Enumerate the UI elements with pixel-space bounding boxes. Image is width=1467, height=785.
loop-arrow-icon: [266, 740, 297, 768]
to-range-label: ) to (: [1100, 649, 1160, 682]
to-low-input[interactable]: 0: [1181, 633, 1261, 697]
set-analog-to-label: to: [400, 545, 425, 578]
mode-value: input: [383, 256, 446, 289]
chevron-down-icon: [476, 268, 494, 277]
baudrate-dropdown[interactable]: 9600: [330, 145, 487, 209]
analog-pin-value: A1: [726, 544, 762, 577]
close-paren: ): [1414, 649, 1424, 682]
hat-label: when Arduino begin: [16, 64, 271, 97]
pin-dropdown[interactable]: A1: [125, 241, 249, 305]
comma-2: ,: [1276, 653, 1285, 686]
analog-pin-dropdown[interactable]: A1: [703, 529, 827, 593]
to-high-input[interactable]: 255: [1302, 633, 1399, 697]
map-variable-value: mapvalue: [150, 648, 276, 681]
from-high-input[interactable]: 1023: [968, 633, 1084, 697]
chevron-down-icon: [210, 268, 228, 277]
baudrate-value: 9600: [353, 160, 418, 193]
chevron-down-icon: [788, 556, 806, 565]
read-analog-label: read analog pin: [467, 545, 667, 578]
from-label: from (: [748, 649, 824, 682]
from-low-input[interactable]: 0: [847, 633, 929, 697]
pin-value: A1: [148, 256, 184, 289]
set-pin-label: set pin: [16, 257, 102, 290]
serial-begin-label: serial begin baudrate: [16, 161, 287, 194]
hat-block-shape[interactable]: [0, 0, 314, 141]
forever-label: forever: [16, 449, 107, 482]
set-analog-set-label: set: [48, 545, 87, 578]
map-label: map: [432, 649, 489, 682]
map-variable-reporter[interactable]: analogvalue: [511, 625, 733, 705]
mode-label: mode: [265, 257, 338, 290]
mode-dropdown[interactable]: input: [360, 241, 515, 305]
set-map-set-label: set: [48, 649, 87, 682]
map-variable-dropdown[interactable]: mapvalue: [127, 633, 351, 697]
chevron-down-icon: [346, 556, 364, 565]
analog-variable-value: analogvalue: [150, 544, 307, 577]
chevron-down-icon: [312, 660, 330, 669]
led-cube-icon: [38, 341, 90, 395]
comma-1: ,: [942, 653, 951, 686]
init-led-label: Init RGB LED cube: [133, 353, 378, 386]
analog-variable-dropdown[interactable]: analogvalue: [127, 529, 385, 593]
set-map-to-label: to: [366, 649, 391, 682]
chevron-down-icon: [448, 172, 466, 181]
▬▬▬
• _OBJECTIVE_:
Could you write out every line of the data above, character for character, without changing anything?

• _REPLY_:
Enumerate the UI elements with pixel-space bounding boxes. Image is width=1467, height=785.
loop-arrow-icon: [266, 740, 297, 768]
to-range-label: ) to (: [1100, 649, 1160, 682]
to-low-input[interactable]: 0: [1181, 633, 1261, 697]
set-analog-to-label: to: [400, 545, 425, 578]
mode-value: input: [383, 256, 446, 289]
chevron-down-icon: [476, 268, 494, 277]
baudrate-dropdown[interactable]: 9600: [330, 145, 487, 209]
analog-pin-value: A1: [726, 544, 762, 577]
close-paren: ): [1414, 649, 1424, 682]
hat-label: when Arduino begin: [16, 64, 271, 97]
pin-dropdown[interactable]: A1: [125, 241, 249, 305]
comma-2: ,: [1276, 653, 1285, 686]
analog-pin-dropdown[interactable]: A1: [703, 529, 827, 593]
to-high-input[interactable]: 255: [1302, 633, 1399, 697]
map-variable-value: mapvalue: [150, 648, 276, 681]
from-high-input[interactable]: 1023: [968, 633, 1084, 697]
chevron-down-icon: [210, 268, 228, 277]
baudrate-value: 9600: [353, 160, 418, 193]
chevron-down-icon: [788, 556, 806, 565]
read-analog-label: read analog pin: [467, 545, 667, 578]
from-label: from (: [748, 649, 824, 682]
from-low-input[interactable]: 0: [847, 633, 929, 697]
pin-value: A1: [148, 256, 184, 289]
set-pin-label: set pin: [16, 257, 102, 290]
serial-begin-label: serial begin baudrate: [16, 161, 287, 194]
hat-block-shape[interactable]: [0, 0, 314, 141]
forever-label: forever: [16, 449, 107, 482]
set-analog-set-label: set: [48, 545, 87, 578]
map-label: map: [432, 649, 489, 682]
map-variable-reporter[interactable]: analogvalue: [511, 625, 733, 705]
mode-label: mode: [265, 257, 338, 290]
mode-dropdown[interactable]: input: [360, 241, 515, 305]
set-map-set-label: set: [48, 649, 87, 682]
map-variable-dropdown[interactable]: mapvalue: [127, 633, 351, 697]
chevron-down-icon: [346, 556, 364, 565]
analog-variable-value: analogvalue: [150, 544, 307, 577]
chevron-down-icon: [312, 660, 330, 669]
led-cube-icon: [38, 341, 90, 395]
comma-1: ,: [942, 653, 951, 686]
init-led-label: Init RGB LED cube: [133, 353, 378, 386]
analog-variable-dropdown[interactable]: analogvalue: [127, 529, 385, 593]
set-map-to-label: to: [366, 649, 391, 682]
chevron-down-icon: [448, 172, 466, 181]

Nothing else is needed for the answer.